SHORT EXERCISE:
Gather each line of the records where "kémiai" appears.

RECORDS TO USE:
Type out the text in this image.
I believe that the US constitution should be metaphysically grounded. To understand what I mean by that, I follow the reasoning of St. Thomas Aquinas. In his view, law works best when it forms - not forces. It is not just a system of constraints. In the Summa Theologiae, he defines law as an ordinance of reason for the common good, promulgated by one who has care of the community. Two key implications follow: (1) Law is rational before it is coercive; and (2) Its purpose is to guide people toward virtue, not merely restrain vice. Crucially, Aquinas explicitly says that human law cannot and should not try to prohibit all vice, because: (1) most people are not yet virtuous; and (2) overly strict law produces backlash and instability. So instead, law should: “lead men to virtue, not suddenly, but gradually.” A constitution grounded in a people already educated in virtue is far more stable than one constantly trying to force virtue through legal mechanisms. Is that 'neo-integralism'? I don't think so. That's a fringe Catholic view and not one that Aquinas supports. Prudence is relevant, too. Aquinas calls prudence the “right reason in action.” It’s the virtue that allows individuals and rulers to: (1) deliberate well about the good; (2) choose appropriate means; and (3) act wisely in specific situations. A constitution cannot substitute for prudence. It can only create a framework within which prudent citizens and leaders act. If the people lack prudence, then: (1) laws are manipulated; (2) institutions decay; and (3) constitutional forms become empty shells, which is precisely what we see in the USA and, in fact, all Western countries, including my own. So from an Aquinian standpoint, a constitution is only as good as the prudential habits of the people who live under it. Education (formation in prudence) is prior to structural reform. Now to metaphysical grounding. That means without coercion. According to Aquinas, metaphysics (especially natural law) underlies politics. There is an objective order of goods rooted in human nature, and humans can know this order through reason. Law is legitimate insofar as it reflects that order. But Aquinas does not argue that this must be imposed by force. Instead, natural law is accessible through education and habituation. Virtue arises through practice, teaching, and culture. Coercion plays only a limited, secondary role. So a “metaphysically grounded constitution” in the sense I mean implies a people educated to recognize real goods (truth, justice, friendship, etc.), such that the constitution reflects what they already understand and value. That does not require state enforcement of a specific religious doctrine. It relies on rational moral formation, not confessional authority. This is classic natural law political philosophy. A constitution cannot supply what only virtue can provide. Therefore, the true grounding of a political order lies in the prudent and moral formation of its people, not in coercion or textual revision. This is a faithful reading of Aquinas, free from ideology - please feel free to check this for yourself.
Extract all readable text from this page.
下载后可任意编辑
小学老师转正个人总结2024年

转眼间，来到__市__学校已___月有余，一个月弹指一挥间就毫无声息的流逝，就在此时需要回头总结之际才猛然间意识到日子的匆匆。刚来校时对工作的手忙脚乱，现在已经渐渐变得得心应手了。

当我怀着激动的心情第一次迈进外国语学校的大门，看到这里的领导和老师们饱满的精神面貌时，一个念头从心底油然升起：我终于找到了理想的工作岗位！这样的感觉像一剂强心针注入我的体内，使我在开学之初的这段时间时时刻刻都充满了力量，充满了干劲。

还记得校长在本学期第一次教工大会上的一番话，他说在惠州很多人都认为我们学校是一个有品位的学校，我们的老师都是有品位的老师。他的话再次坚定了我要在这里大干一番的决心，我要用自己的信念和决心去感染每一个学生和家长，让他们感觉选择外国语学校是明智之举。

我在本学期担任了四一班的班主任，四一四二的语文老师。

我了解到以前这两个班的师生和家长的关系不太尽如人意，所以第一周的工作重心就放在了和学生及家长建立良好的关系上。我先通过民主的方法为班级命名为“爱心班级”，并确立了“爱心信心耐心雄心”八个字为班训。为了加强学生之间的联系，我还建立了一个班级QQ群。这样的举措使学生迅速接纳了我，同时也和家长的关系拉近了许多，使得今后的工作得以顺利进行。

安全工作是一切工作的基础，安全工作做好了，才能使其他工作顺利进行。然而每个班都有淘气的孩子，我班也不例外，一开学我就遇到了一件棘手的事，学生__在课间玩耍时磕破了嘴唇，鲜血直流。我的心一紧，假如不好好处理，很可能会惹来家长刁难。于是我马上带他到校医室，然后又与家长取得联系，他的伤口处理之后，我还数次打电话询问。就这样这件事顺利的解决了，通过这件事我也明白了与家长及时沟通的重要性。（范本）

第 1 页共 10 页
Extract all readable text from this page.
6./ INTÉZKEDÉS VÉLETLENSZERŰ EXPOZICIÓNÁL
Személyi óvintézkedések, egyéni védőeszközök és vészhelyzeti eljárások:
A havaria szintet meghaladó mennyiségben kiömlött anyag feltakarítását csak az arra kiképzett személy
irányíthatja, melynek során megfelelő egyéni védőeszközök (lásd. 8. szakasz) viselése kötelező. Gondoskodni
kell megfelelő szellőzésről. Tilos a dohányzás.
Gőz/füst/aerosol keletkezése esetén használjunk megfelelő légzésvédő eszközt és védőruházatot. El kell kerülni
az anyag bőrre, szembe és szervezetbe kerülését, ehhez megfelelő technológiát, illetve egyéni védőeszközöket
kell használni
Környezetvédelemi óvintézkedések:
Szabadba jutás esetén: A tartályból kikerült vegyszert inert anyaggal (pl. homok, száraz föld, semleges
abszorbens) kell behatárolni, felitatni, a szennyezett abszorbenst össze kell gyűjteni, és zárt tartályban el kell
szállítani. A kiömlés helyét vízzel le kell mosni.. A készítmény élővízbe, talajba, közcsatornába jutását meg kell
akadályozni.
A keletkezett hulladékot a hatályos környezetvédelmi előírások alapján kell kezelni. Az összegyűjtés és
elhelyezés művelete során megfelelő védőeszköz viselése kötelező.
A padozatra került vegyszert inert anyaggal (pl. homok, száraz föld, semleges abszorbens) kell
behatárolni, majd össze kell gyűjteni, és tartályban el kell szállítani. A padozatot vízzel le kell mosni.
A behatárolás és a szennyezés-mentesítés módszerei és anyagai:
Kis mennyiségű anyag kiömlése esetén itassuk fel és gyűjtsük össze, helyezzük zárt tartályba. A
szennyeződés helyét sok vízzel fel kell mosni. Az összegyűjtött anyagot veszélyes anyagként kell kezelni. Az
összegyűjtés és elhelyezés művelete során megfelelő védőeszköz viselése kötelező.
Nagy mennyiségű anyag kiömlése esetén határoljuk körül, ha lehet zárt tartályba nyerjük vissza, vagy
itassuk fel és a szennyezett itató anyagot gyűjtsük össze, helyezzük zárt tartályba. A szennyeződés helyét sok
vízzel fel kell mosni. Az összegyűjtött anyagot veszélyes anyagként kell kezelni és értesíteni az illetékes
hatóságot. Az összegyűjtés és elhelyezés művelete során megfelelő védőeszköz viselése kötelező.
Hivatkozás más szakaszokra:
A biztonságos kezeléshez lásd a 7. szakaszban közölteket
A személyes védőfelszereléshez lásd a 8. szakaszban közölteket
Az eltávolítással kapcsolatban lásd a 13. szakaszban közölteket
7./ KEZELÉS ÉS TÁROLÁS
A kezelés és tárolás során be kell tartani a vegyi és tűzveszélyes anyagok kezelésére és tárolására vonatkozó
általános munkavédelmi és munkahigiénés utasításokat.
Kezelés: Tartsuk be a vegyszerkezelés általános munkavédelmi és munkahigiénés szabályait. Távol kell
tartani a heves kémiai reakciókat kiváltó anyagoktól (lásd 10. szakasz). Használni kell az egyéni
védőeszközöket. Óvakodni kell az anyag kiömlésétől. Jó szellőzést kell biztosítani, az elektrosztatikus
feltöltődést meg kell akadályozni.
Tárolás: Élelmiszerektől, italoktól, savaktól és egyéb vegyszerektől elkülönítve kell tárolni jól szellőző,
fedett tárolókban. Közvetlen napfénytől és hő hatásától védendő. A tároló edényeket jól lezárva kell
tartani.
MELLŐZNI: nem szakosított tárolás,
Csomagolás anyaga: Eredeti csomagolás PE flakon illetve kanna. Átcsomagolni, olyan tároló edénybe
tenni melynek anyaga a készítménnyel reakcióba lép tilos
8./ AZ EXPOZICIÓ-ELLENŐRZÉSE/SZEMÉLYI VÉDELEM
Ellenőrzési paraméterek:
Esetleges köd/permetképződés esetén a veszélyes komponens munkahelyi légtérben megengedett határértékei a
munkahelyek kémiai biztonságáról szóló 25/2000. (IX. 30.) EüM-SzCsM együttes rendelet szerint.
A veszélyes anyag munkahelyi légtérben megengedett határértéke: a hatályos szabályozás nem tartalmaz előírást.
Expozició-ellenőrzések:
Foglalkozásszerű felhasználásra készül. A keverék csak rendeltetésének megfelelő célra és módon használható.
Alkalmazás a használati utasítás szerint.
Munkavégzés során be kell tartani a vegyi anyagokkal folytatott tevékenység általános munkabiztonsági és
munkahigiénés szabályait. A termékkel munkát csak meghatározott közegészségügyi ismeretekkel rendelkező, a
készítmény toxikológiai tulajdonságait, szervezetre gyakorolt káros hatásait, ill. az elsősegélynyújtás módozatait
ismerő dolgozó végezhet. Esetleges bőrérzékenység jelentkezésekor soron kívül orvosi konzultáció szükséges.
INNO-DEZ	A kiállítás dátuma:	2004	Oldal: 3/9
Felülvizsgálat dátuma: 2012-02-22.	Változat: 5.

RESULT OF THE TASK:
tartani a heves kémiai reakciókat kiváltó anyagoktól (lásd 10. szakasz). Használni kell az egyéni
munkahelyek kémiai biztonságáról szóló 25/2000. (IX. 30.) EüM-SzCsM együttes rendelet szerint.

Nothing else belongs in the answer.